##### GIVEN ENTRIES
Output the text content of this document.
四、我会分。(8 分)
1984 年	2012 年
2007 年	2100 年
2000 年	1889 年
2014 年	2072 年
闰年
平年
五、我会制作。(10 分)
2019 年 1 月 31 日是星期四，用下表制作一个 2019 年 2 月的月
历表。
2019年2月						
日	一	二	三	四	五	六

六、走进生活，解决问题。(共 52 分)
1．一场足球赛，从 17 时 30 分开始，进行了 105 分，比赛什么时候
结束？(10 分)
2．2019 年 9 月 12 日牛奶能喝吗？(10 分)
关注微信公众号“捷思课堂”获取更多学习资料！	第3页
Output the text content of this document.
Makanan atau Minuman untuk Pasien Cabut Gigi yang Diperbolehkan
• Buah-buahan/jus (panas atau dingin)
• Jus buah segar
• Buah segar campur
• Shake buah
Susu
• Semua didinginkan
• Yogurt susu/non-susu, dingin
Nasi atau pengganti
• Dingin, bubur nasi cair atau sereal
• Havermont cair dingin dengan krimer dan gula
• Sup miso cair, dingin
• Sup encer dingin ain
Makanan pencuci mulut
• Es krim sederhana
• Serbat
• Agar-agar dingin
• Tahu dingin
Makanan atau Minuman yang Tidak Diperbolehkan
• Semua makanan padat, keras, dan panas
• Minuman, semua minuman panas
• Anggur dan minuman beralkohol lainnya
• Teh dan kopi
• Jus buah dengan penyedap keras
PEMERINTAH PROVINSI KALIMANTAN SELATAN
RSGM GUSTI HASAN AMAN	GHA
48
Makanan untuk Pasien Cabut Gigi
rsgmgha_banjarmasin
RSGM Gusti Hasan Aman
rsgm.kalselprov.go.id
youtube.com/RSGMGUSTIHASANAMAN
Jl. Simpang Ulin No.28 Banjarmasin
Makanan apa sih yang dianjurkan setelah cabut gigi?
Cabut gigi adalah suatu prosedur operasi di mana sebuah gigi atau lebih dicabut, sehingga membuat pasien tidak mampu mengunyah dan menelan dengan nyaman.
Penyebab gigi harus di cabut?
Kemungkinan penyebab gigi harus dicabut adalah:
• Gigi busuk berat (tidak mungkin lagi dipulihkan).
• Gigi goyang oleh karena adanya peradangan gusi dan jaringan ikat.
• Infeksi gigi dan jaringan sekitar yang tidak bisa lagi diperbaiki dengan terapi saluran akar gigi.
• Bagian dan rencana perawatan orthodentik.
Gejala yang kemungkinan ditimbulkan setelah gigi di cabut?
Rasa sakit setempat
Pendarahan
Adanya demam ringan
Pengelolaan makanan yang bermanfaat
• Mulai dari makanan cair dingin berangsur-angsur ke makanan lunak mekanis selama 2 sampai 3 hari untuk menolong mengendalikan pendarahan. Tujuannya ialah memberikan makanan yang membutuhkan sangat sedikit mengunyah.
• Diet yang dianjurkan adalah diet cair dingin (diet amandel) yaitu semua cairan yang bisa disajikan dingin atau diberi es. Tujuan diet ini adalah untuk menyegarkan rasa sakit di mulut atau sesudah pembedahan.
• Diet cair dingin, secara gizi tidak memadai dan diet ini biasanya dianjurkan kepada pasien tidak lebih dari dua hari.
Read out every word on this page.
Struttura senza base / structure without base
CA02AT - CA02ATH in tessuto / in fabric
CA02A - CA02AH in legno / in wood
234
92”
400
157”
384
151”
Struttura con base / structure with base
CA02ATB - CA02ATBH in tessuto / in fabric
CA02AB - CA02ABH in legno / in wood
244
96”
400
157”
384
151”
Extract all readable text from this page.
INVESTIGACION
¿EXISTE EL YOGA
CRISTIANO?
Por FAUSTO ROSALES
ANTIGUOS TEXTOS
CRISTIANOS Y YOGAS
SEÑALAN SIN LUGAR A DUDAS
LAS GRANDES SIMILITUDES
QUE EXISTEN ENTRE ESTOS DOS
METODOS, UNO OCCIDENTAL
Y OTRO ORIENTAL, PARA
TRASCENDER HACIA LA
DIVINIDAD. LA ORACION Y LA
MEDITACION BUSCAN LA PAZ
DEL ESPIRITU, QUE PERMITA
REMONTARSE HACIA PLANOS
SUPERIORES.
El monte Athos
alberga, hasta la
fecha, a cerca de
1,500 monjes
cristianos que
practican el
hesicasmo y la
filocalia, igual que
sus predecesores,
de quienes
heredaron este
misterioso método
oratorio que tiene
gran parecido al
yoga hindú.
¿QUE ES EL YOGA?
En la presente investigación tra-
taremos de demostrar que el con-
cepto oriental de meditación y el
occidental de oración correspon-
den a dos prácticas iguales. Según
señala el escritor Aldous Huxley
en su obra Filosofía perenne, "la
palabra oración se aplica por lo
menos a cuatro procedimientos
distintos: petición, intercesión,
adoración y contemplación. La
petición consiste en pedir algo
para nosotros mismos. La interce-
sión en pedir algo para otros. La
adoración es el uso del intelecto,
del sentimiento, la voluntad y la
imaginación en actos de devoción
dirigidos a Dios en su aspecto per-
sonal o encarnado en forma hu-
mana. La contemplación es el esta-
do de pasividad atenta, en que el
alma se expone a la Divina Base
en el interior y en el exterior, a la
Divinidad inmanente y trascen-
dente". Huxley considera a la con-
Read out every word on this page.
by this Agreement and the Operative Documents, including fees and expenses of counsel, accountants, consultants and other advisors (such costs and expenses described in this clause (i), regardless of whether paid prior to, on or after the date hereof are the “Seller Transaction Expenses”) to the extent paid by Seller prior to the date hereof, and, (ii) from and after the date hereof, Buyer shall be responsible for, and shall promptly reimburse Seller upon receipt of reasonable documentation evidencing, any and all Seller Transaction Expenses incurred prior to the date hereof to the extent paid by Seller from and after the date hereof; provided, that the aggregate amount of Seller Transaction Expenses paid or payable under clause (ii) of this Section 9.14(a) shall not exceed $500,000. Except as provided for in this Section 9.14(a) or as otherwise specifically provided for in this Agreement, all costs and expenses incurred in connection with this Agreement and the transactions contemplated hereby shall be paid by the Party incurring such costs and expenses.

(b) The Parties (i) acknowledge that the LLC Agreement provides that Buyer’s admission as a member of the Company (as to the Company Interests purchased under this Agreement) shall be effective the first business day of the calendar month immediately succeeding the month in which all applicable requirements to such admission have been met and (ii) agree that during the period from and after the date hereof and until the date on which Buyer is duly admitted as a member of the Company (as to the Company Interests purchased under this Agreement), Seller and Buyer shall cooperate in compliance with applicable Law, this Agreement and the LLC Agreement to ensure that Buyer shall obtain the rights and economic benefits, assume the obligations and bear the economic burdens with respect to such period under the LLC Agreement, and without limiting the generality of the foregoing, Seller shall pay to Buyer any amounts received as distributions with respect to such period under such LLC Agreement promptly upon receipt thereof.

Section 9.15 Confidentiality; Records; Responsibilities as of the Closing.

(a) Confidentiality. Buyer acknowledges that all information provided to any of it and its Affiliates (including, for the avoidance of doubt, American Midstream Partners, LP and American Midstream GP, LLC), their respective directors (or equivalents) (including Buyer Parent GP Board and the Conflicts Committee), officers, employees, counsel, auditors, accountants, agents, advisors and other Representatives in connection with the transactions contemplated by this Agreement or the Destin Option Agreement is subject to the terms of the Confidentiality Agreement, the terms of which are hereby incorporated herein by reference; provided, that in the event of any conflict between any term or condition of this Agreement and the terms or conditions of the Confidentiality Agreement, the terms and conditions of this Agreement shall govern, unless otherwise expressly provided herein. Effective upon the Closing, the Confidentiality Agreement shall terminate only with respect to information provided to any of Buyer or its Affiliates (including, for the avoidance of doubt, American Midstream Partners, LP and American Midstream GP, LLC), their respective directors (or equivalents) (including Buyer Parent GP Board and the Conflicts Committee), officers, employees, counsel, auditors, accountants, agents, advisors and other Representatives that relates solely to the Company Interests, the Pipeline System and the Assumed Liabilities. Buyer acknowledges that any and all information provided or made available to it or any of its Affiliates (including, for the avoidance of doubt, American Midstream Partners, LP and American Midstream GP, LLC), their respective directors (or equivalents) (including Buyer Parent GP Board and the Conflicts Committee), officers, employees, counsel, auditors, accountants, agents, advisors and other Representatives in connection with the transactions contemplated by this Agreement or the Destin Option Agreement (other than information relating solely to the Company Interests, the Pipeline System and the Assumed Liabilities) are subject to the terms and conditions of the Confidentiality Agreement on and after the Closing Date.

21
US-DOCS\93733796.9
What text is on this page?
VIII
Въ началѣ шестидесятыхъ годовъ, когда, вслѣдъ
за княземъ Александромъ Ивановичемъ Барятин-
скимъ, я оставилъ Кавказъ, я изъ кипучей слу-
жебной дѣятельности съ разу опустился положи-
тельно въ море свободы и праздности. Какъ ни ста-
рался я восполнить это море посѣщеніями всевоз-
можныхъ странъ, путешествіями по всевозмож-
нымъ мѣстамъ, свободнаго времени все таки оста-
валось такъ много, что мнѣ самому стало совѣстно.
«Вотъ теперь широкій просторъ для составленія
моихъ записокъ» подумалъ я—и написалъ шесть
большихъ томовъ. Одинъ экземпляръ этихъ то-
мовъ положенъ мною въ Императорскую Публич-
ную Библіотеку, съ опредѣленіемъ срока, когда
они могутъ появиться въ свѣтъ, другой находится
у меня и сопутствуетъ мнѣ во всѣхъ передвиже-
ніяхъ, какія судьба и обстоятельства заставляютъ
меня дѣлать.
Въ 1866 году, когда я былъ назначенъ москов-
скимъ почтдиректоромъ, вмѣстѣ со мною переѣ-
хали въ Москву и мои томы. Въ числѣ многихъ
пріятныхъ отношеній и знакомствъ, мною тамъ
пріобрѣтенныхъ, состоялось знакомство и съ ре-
##########
EXERCISE PROMPT: Filter the listing above for the string "sakit" and copy every matching line.

SOLUTION BELOW:
Rasa sakit setempat
• Diet yang dianjurkan adalah diet cair dingin (diet amandel) yaitu semua cairan yang bisa disajikan dingin atau diberi es. Tujuan diet ini adalah untuk menyegarkan rasa sakit di mulut atau sesudah pembedahan.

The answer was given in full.